## START

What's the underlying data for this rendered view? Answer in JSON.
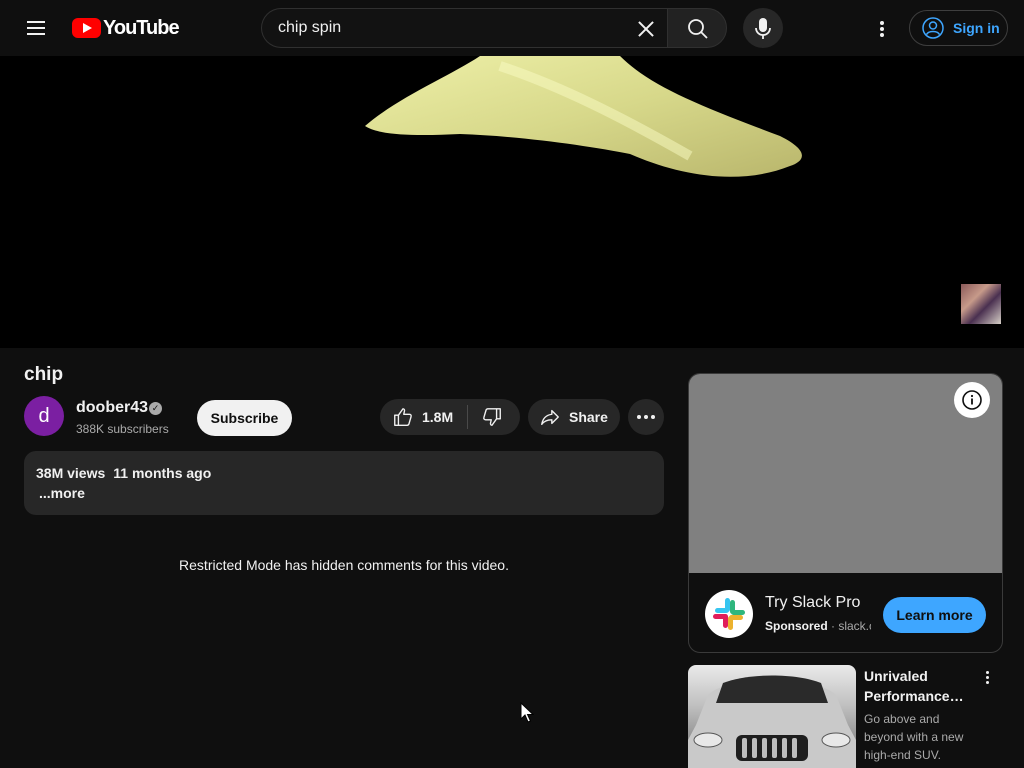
{
  "header": {
    "search_value": "chip spin",
    "logo_text": "YouTube",
    "signin_label": "Sign in"
  },
  "video": {
    "title": "chip",
    "channel": {
      "name": "doober43",
      "avatar_letter": "d",
      "subscribers": "388K subscribers",
      "avatar_color": "#7b1fa2"
    },
    "subscribe_label": "Subscribe",
    "likes": "1.8M",
    "share_label": "Share",
    "views": "38M views",
    "age": "11 months ago",
    "more_label": "...more"
  },
  "comments_notice": "Restricted Mode has hidden comments for this video.",
  "ad": {
    "title": "Try Slack Pro",
    "sponsored_label": "Sponsored",
    "domain": "slack.com",
    "cta_label": "Learn more",
    "accent": "#3ea6ff"
  },
  "recommended": [
    {
      "title": "Unrivaled Performance…",
      "description": "Go above and beyond with a new high-end SUV."
    }
  ],
  "colors": {
    "background": "#0f0f0f",
    "surface": "#272727",
    "link": "#3ea6ff",
    "brand": "#ff0000"
  }
}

## END

GIVEN PROBLEM: Leave out the pictures and give the listing above again exactly.

WRITTEN REPLY:
What's the underlying data for this rendered view? Answer in JSON.
{
  "header": {
    "search_value": "chip spin",
    "logo_text": "YouTube",
    "signin_label": "Sign in"
  },
  "video": {
    "title": "chip",
    "channel": {
      "name": "doober43",
      "avatar_letter": "d",
      "subscribers": "388K subscribers",
      "avatar_color": "#7b1fa2"
    },
    "subscribe_label": "Subscribe",
    "likes": "1.8M",
    "share_label": "Share",
    "views": "38M views",
    "age": "11 months ago",
    "more_label": "...more"
  },
  "comments_notice": "Restricted Mode has hidden comments for this video.",
  "ad": {
    "title": "Try Slack Pro",
    "sponsored_label": "Sponsored",
    "domain": "slack.com",
    "cta_label": "Learn more",
    "accent": "#3ea6ff"
  },
  "recommended": [
    {
      "title": "Unrivaled Performance…",
      "description": "Go above and beyond with a new high-end SUV."
    }
  ],
  "colors": {
    "background": "#0f0f0f",
    "surface": "#272727",
    "link": "#3ea6ff",
    "brand": "#ff0000"
  }
}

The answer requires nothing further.